Trecho para leitura
Experiência do espelho
- Marcos Nicolini
- Jul 22, 2016
- 9 min read
2 Coríntios 3: 1-18
Conta-se o mito que um dia o jovem Narciso estava andando pela floresta e avistou um lago de águas límpidas e profundas. Ocorreu, porém, que neste avistamento espantou-se que em meio às águas lhe olhava um lindo jovem por quem logo se apaixonou. Como diz o

poeta moderno: não há amor que não seja à primeira vista. Narciso se apaixonou, mortalmente, por aquele que estava diante de si e que não tirava os olhos de seus olhos. Tal foi o enamoramento que Narciso se lançou nas águas profundas e morreu de amor. Narciso é aquele que morre de amores pela imagem de si mesmo que vê refletida como que por espelho. Há uma alteridade determinada pelo eu e o si que resulta no enamoramento do eu a si mesmo imaginado, fazendo-se se perder nesta duplicação radical e mortal. Narciso se enamora pelo que está fora de si, mas que é a imagem de si não reconhecida.
Há uma outra figura, que poderia nos fazer confundir com Narciso. Estaríamos falando, grosso modo, do autista. O autista é aquele que o eu se volta para si mesmo, contudo, sem enamoramento e sem alteridade, sem o outro, sem a imagem exterior de si pela qual morreria de amores. O autista não morre de amores por qualquer um, nem mesmo por sua imagem refletida em espelho, seu eu é absoluto e unívoco. É possível que pensemos nele em crise diante de um espelho que lhe apresente um outro que não o eu preso em si. O autista é a identidade do eu e do si mesmo num abismo mortal, que nega qualquer alteridade, qualquer imagem externa. O autista não reconhece o outro, qualquer alteridade.

Exercícios propostos
a) Para cada afirmação, indique se concorda com o trecho sobre Narciso, respondendo sim ou não e citando literalmente as palavras decisivas do trecho: (i) Narciso avistou um lago de águas turvas. (ii) Narciso se lançou nas águas e morreu de amor. (iii) O autista se enamora por sua imagem refletida em espelho.
b) Dê prosseguimento ao trecho sobre Narciso, começando logo após a última frase apresentada.
As entradas constituem material à parte, sem relação com o trecho sobre Narciso.

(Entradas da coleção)

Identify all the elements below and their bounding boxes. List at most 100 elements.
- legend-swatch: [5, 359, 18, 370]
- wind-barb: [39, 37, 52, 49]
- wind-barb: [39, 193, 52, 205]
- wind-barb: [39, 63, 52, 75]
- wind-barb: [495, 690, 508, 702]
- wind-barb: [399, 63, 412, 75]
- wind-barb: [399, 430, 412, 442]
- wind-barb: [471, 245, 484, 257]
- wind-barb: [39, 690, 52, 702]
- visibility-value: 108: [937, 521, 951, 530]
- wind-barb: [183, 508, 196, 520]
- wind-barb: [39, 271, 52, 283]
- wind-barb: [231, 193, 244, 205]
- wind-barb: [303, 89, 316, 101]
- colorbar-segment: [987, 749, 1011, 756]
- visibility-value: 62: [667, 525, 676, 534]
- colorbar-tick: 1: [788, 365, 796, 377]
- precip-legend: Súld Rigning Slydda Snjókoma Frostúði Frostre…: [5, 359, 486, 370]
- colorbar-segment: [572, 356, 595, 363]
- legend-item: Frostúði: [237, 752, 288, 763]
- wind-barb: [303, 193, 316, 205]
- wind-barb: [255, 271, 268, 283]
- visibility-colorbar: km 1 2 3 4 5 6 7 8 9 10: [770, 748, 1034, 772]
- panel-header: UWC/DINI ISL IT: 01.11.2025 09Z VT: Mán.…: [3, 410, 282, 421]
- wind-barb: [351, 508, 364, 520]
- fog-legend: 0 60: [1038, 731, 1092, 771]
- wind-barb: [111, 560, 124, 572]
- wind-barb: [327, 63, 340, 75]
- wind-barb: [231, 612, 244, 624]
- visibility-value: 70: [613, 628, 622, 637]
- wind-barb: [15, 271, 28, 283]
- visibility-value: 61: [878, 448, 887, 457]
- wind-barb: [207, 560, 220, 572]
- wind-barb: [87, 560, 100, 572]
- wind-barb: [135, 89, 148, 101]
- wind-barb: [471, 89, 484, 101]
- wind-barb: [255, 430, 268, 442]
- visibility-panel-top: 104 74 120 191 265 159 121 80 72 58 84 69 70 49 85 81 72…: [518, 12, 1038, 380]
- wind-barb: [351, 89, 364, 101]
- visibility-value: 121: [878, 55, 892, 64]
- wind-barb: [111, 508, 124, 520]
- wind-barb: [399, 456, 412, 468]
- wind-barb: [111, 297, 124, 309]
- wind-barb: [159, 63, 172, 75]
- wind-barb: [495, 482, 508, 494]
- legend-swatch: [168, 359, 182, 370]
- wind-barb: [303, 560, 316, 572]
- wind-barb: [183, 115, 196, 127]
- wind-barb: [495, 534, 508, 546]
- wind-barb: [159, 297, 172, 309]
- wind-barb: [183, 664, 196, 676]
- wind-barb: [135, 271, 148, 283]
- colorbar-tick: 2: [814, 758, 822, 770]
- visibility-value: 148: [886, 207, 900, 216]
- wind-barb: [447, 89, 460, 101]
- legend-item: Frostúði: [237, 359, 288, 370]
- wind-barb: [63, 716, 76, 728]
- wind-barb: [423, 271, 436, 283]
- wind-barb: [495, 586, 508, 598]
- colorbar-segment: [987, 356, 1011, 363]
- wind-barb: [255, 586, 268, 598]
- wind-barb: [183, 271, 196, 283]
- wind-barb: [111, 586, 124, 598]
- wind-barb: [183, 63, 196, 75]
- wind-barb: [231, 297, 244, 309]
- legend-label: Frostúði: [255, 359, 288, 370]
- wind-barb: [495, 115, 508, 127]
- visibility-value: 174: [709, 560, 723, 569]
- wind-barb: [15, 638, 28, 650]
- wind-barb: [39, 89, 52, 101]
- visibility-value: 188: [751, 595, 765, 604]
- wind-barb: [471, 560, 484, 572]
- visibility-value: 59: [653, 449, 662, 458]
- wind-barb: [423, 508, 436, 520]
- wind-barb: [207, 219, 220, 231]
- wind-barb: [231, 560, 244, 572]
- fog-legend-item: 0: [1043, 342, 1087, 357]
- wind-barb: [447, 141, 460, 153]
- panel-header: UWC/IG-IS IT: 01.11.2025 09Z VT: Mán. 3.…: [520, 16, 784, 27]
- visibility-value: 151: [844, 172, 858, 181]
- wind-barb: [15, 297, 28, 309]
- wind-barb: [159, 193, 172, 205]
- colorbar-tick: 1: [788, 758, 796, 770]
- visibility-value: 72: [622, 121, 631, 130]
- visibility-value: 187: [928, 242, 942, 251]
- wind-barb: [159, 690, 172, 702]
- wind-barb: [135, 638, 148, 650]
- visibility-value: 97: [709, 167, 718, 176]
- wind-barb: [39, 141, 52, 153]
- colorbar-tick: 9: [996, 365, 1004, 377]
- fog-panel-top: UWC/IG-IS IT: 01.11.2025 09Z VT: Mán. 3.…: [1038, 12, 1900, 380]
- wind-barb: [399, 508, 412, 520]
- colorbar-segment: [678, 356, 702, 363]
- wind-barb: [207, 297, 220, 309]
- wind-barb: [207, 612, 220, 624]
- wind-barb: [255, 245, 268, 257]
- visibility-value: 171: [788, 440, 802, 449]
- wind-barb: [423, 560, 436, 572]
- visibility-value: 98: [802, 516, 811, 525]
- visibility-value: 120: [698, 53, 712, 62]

Resultados das tarefas
a)
(i) Não: "avistou um lago de águas límpidas e profundas".
(ii) Sim: "Narciso se lançou nas águas profundas e morreu de amor".
(iii) Não: "O autista não morre de amores por qualquer um, nem mesmo por sua imagem refletida em espelho".

b)
Estamos tateando figuras de linguagem, colocadas aqui como metáforas, sem nos atermos às possíveis patologias. Tais narrativas tratam, aqui, do fechamento do humano sobre si mesmo e o lançam numa espécie de abismo de um eu ausente, inexistente, ainda que seja artificialmente produzido pelo narcisismo ou pelo autismo. Estamos pensando no humano fechado sobre si, apaixonado ou identificado, e que se precipitaria em sua própria morte, posto seu fechamento radical e abissal. Este fechamento homicida poderia, diria alguém, ser enfrentado pela religião, mormente a cristã. Poderiam pensar num cristianismo que daria conta deste fechamento, ao deslocar o eu individual do Eu absoluto, rompendo com isto a ensimesmice, o solipsismo. Um Eu absoluto, fundamental, uma morada segura e certa, no qual o eu individual encontraria repouso e descanso, desta maneira, o eu individual pode se identificar com o Eu absoluto, restando a questão de sua diluição, se perda nele, perda esta que levou Thomás de Aquino de confrontar com Averróis.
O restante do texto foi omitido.